**Required work:** Please return the full listing below without altering anything.

— START Exercise inputs —

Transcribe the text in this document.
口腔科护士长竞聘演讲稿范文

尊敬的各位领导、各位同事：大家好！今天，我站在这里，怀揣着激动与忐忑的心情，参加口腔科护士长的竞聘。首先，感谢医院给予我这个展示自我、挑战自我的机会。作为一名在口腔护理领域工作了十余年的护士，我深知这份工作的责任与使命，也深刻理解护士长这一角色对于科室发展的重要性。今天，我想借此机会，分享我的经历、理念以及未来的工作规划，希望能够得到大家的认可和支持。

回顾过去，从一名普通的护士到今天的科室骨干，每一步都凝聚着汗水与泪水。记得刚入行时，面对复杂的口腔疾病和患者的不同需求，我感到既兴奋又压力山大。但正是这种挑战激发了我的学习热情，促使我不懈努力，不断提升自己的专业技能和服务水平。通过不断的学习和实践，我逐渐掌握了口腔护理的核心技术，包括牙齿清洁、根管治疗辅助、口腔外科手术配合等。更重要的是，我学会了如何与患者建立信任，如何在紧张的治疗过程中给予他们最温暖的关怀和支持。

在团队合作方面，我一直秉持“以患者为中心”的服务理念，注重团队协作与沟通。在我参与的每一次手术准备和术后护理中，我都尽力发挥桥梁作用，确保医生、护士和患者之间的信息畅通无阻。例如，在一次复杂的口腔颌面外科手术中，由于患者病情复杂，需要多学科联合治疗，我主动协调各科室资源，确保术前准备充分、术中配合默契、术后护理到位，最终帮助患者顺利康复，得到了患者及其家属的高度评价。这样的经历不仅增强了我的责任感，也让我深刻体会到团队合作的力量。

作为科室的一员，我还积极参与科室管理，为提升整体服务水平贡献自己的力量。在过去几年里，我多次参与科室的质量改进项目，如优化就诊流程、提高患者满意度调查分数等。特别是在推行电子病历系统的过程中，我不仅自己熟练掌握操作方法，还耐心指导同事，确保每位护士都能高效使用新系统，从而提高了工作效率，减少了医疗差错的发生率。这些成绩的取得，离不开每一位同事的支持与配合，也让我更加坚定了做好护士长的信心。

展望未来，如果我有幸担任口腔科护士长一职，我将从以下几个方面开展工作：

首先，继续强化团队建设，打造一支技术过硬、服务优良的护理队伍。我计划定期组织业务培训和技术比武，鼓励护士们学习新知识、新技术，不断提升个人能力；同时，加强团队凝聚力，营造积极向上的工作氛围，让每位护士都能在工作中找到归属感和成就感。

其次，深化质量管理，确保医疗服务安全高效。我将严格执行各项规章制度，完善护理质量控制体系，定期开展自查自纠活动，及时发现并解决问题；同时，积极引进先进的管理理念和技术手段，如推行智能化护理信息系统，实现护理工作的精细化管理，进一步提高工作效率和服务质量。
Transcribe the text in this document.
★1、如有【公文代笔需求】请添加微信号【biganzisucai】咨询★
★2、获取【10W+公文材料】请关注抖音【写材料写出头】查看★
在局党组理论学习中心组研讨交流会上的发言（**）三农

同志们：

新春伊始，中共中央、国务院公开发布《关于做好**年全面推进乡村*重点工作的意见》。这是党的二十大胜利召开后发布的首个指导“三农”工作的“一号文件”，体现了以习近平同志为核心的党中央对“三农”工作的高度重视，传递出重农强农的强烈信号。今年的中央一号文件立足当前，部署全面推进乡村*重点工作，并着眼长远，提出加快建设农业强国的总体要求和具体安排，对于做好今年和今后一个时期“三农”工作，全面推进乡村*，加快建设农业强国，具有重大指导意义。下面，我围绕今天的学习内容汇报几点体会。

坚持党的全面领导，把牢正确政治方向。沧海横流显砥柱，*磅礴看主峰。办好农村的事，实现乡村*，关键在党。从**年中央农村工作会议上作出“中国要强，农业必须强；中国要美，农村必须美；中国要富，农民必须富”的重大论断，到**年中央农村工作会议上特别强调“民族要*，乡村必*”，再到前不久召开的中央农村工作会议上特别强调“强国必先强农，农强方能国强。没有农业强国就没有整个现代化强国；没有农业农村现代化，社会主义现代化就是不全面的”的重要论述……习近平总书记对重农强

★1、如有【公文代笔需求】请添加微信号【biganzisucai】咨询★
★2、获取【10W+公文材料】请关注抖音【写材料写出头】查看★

— END Exercise inputs —

**Written solution:**
Transcribe the text in this document.
口腔科护士长竞聘演讲稿范文

尊敬的各位领导、各位同事：大家好！今天，我站在这里，怀揣着激动与忐忑的心情，参加口腔科护士长的竞聘。首先，感谢医院给予我这个展示自我、挑战自我的机会。作为一名在口腔护理领域工作了十余年的护士，我深知这份工作的责任与使命，也深刻理解护士长这一角色对于科室发展的重要性。今天，我想借此机会，分享我的经历、理念以及未来的工作规划，希望能够得到大家的认可和支持。

回顾过去，从一名普通的护士到今天的科室骨干，每一步都凝聚着汗水与泪水。记得刚入行时，面对复杂的口腔疾病和患者的不同需求，我感到既兴奋又压力山大。但正是这种挑战激发了我的学习热情，促使我不懈努力，不断提升自己的专业技能和服务水平。通过不断的学习和实践，我逐渐掌握了口腔护理的核心技术，包括牙齿清洁、根管治疗辅助、口腔外科手术配合等。更重要的是，我学会了如何与患者建立信任，如何在紧张的治疗过程中给予他们最温暖的关怀和支持。

在团队合作方面，我一直秉持“以患者为中心”的服务理念，注重团队协作与沟通。在我参与的每一次手术准备和术后护理中，我都尽力发挥桥梁作用，确保医生、护士和患者之间的信息畅通无阻。例如，在一次复杂的口腔颌面外科手术中，由于患者病情复杂，需要多学科联合治疗，我主动协调各科室资源，确保术前准备充分、术中配合默契、术后护理到位，最终帮助患者顺利康复，得到了患者及其家属的高度评价。这样的经历不仅增强了我的责任感，也让我深刻体会到团队合作的力量。

作为科室的一员，我还积极参与科室管理，为提升整体服务水平贡献自己的力量。在过去几年里，我多次参与科室的质量改进项目，如优化就诊流程、提高患者满意度调查分数等。特别是在推行电子病历系统的过程中，我不仅自己熟练掌握操作方法，还耐心指导同事，确保每位护士都能高效使用新系统，从而提高了工作效率，减少了医疗差错的发生率。这些成绩的取得，离不开每一位同事的支持与配合，也让我更加坚定了做好护士长的信心。

展望未来，如果我有幸担任口腔科护士长一职，我将从以下几个方面开展工作：

首先，继续强化团队建设，打造一支技术过硬、服务优良的护理队伍。我计划定期组织业务培训和技术比武，鼓励护士们学习新知识、新技术，不断提升个人能力；同时，加强团队凝聚力，营造积极向上的工作氛围，让每位护士都能在工作中找到归属感和成就感。

其次，深化质量管理，确保医疗服务安全高效。我将严格执行各项规章制度，完善护理质量控制体系，定期开展自查自纠活动，及时发现并解决问题；同时，积极引进先进的管理理念和技术手段，如推行智能化护理信息系统，实现护理工作的精细化管理，进一步提高工作效率和服务质量。
Transcribe the text in this document.
★1、如有【公文代笔需求】请添加微信号【biganzisucai】咨询★
★2、获取【10W+公文材料】请关注抖音【写材料写出头】查看★
在局党组理论学习中心组研讨交流会上的发言（**）三农

同志们：

新春伊始，中共中央、国务院公开发布《关于做好**年全面推进乡村*重点工作的意见》。这是党的二十大胜利召开后发布的首个指导“三农”工作的“一号文件”，体现了以习近平同志为核心的党中央对“三农”工作的高度重视，传递出重农强农的强烈信号。今年的中央一号文件立足当前，部署全面推进乡村*重点工作，并着眼长远，提出加快建设农业强国的总体要求和具体安排，对于做好今年和今后一个时期“三农”工作，全面推进乡村*，加快建设农业强国，具有重大指导意义。下面，我围绕今天的学习内容汇报几点体会。

坚持党的全面领导，把牢正确政治方向。沧海横流显砥柱，*磅礴看主峰。办好农村的事，实现乡村*，关键在党。从**年中央农村工作会议上作出“中国要强，农业必须强；中国要美，农村必须美；中国要富，农民必须富”的重大论断，到**年中央农村工作会议上特别强调“民族要*，乡村必*”，再到前不久召开的中央农村工作会议上特别强调“强国必先强农，农强方能国强。没有农业强国就没有整个现代化强国；没有农业农村现代化，社会主义现代化就是不全面的”的重要论述……习近平总书记对重农强

★1、如有【公文代笔需求】请添加微信号【biganzisucai】咨询★
★2、获取【10W+公文材料】请关注抖音【写材料写出头】查看★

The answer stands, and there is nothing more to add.